■ YOUR INSTRUCTIONS ■
Copy down every line where the string "giới" shows up.

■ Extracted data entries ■

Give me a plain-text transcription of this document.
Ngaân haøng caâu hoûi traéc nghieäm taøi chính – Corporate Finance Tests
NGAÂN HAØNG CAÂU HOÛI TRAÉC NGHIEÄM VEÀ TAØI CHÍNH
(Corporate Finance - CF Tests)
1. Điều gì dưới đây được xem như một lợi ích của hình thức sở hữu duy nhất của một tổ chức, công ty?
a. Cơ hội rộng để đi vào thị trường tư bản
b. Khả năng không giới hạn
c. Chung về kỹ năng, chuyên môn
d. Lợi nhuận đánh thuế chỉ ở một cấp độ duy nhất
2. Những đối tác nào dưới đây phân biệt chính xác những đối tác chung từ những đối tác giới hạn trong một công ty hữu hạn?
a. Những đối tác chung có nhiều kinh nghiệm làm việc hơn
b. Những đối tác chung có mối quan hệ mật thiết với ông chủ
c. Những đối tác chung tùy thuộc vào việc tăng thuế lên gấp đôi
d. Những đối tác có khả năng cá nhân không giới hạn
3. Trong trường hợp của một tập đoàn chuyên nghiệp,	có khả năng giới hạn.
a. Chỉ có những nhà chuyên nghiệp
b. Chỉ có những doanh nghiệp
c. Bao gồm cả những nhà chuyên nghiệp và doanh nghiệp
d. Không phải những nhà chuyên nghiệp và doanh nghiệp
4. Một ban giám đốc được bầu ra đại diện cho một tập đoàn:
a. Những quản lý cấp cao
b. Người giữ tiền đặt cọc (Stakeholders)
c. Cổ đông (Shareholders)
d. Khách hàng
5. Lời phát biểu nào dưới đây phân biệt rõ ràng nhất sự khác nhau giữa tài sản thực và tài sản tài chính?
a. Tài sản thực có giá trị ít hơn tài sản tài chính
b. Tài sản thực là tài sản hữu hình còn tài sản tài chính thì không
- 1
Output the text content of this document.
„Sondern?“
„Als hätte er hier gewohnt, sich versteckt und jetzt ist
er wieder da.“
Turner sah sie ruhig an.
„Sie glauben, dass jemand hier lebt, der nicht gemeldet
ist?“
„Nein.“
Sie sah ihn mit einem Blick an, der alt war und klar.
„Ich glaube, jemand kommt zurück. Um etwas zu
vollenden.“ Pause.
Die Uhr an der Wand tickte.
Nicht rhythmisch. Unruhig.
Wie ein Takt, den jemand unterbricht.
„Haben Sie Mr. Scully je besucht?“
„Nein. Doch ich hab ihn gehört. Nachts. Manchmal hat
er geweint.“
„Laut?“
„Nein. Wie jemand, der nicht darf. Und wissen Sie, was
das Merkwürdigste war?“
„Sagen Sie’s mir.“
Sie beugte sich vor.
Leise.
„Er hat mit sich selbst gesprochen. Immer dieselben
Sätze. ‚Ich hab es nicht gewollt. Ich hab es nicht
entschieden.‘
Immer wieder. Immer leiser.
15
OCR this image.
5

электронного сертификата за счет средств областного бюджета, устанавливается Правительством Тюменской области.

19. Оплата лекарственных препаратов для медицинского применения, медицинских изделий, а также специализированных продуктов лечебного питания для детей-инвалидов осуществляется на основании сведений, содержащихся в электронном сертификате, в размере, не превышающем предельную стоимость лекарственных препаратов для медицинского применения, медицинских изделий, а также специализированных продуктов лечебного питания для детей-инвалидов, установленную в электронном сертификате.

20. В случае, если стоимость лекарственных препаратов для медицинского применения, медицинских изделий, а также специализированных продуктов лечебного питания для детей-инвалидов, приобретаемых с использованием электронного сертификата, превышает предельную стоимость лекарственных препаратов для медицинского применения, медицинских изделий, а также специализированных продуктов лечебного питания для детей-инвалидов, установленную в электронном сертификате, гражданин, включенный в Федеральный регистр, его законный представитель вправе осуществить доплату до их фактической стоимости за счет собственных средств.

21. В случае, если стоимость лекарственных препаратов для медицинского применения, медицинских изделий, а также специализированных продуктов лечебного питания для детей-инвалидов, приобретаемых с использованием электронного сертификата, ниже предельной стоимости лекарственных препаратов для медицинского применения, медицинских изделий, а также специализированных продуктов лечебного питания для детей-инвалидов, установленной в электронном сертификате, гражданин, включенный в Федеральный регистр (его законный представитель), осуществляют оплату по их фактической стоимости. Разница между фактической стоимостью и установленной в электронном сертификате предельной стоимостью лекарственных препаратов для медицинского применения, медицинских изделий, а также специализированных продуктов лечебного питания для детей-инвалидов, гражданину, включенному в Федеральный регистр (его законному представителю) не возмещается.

■ SOLUTION FOR THIS PROBLEM ■
b. Khả năng không giới hạn
2. Những đối tác nào dưới đây phân biệt chính xác những đối tác chung từ những đối tác giới hạn trong một công ty hữu hạn?
d. Những đối tác có khả năng cá nhân không giới hạn
3. Trong trường hợp của một tập đoàn chuyên nghiệp,	có khả năng giới hạn.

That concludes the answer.